→ Instructions for the task:
Copy out every line of the data exactly.

→ Given records:

####

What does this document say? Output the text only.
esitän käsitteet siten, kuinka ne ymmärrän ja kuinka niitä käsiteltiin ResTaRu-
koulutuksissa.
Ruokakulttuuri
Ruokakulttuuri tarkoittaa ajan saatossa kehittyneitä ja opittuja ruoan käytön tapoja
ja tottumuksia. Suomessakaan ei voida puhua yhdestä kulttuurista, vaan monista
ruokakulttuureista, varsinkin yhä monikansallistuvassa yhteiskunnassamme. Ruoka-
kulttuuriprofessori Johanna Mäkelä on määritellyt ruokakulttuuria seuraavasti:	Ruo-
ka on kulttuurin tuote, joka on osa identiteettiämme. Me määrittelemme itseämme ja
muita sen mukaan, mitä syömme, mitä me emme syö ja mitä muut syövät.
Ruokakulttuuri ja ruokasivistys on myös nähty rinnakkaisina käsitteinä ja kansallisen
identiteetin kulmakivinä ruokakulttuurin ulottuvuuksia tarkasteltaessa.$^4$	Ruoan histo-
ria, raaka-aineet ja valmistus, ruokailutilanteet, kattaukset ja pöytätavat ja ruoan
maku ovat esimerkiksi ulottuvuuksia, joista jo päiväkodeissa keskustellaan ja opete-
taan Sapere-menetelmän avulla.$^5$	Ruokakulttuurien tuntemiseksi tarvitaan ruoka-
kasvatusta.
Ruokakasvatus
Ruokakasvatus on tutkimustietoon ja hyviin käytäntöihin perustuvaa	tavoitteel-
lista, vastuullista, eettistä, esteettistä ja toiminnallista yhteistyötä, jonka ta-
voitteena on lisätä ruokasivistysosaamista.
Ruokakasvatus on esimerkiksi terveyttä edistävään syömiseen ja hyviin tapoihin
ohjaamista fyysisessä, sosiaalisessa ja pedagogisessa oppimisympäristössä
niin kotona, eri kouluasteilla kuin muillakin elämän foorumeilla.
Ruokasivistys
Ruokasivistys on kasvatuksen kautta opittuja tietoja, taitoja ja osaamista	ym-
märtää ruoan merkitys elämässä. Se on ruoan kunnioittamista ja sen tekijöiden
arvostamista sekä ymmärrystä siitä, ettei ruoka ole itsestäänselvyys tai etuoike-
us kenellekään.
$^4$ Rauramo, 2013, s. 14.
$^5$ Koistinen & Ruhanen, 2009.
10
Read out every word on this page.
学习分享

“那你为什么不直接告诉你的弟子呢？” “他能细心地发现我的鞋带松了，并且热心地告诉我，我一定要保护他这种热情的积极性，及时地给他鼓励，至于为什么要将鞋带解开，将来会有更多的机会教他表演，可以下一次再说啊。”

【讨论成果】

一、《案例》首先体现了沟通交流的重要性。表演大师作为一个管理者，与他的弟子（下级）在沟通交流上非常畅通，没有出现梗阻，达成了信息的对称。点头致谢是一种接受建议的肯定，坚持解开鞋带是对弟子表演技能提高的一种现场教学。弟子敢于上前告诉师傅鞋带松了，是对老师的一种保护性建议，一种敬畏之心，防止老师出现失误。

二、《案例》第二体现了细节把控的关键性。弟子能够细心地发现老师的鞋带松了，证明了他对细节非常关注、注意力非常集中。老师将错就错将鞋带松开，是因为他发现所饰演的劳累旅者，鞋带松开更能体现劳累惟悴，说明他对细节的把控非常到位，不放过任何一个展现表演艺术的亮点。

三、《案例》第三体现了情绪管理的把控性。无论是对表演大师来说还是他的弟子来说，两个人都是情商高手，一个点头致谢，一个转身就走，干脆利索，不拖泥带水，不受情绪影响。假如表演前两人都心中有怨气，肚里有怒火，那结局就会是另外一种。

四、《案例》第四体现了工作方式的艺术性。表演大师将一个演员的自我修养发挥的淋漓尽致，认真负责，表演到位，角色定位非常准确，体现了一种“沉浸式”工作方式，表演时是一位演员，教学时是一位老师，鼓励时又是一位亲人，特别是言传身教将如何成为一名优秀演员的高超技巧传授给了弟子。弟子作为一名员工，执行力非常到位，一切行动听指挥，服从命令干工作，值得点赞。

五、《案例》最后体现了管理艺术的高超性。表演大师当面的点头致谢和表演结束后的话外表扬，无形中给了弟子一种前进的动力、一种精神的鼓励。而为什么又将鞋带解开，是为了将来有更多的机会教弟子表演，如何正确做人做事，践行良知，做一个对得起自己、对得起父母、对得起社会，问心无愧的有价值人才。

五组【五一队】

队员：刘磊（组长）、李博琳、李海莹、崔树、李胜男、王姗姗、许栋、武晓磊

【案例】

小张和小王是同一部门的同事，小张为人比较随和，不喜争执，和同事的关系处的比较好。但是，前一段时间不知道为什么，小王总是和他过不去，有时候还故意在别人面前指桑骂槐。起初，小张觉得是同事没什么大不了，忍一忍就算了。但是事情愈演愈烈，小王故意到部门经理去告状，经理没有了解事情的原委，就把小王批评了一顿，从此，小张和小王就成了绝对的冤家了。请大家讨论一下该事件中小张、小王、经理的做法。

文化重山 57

####

→ Solution for this task:
What does this document say? Output the text only.
esitän käsitteet siten, kuinka ne ymmärrän ja kuinka niitä käsiteltiin ResTaRu-
koulutuksissa.
Ruokakulttuuri
Ruokakulttuuri tarkoittaa ajan saatossa kehittyneitä ja opittuja ruoan käytön tapoja
ja tottumuksia. Suomessakaan ei voida puhua yhdestä kulttuurista, vaan monista
ruokakulttuureista, varsinkin yhä monikansallistuvassa yhteiskunnassamme. Ruoka-
kulttuuriprofessori Johanna Mäkelä on määritellyt ruokakulttuuria seuraavasti:	Ruo-
ka on kulttuurin tuote, joka on osa identiteettiämme. Me määrittelemme itseämme ja
muita sen mukaan, mitä syömme, mitä me emme syö ja mitä muut syövät.
Ruokakulttuuri ja ruokasivistys on myös nähty rinnakkaisina käsitteinä ja kansallisen
identiteetin kulmakivinä ruokakulttuurin ulottuvuuksia tarkasteltaessa.$^4$	Ruoan histo-
ria, raaka-aineet ja valmistus, ruokailutilanteet, kattaukset ja pöytätavat ja ruoan
maku ovat esimerkiksi ulottuvuuksia, joista jo päiväkodeissa keskustellaan ja opete-
taan Sapere-menetelmän avulla.$^5$	Ruokakulttuurien tuntemiseksi tarvitaan ruoka-
kasvatusta.
Ruokakasvatus
Ruokakasvatus on tutkimustietoon ja hyviin käytäntöihin perustuvaa	tavoitteel-
lista, vastuullista, eettistä, esteettistä ja toiminnallista yhteistyötä, jonka ta-
voitteena on lisätä ruokasivistysosaamista.
Ruokakasvatus on esimerkiksi terveyttä edistävään syömiseen ja hyviin tapoihin
ohjaamista fyysisessä, sosiaalisessa ja pedagogisessa oppimisympäristössä
niin kotona, eri kouluasteilla kuin muillakin elämän foorumeilla.
Ruokasivistys
Ruokasivistys on kasvatuksen kautta opittuja tietoja, taitoja ja osaamista	ym-
märtää ruoan merkitys elämässä. Se on ruoan kunnioittamista ja sen tekijöiden
arvostamista sekä ymmärrystä siitä, ettei ruoka ole itsestäänselvyys tai etuoike-
us kenellekään.
$^4$ Rauramo, 2013, s. 14.
$^5$ Koistinen & Ruhanen, 2009.
10
Read out every word on this page.
学习分享

“那你为什么不直接告诉你的弟子呢？” “他能细心地发现我的鞋带松了，并且热心地告诉我，我一定要保护他这种热情的积极性，及时地给他鼓励，至于为什么要将鞋带解开，将来会有更多的机会教他表演，可以下一次再说啊。”

【讨论成果】

一、《案例》首先体现了沟通交流的重要性。表演大师作为一个管理者，与他的弟子（下级）在沟通交流上非常畅通，没有出现梗阻，达成了信息的对称。点头致谢是一种接受建议的肯定，坚持解开鞋带是对弟子表演技能提高的一种现场教学。弟子敢于上前告诉师傅鞋带松了，是对老师的一种保护性建议，一种敬畏之心，防止老师出现失误。

二、《案例》第二体现了细节把控的关键性。弟子能够细心地发现老师的鞋带松了，证明了他对细节非常关注、注意力非常集中。老师将错就错将鞋带松开，是因为他发现所饰演的劳累旅者，鞋带松开更能体现劳累惟悴，说明他对细节的把控非常到位，不放过任何一个展现表演艺术的亮点。

三、《案例》第三体现了情绪管理的把控性。无论是对表演大师来说还是他的弟子来说，两个人都是情商高手，一个点头致谢，一个转身就走，干脆利索，不拖泥带水，不受情绪影响。假如表演前两人都心中有怨气，肚里有怒火，那结局就会是另外一种。

四、《案例》第四体现了工作方式的艺术性。表演大师将一个演员的自我修养发挥的淋漓尽致，认真负责，表演到位，角色定位非常准确，体现了一种“沉浸式”工作方式，表演时是一位演员，教学时是一位老师，鼓励时又是一位亲人，特别是言传身教将如何成为一名优秀演员的高超技巧传授给了弟子。弟子作为一名员工，执行力非常到位，一切行动听指挥，服从命令干工作，值得点赞。

五、《案例》最后体现了管理艺术的高超性。表演大师当面的点头致谢和表演结束后的话外表扬，无形中给了弟子一种前进的动力、一种精神的鼓励。而为什么又将鞋带解开，是为了将来有更多的机会教弟子表演，如何正确做人做事，践行良知，做一个对得起自己、对得起父母、对得起社会，问心无愧的有价值人才。

五组【五一队】

队员：刘磊（组长）、李博琳、李海莹、崔树、李胜男、王姗姗、许栋、武晓磊

【案例】

小张和小王是同一部门的同事，小张为人比较随和，不喜争执，和同事的关系处的比较好。但是，前一段时间不知道为什么，小王总是和他过不去，有时候还故意在别人面前指桑骂槐。起初，小张觉得是同事没什么大不了，忍一忍就算了。但是事情愈演愈烈，小王故意到部门经理去告状，经理没有了解事情的原委，就把小王批评了一顿，从此，小张和小王就成了绝对的冤家了。请大家讨论一下该事件中小张、小王、经理的做法。

文化重山 57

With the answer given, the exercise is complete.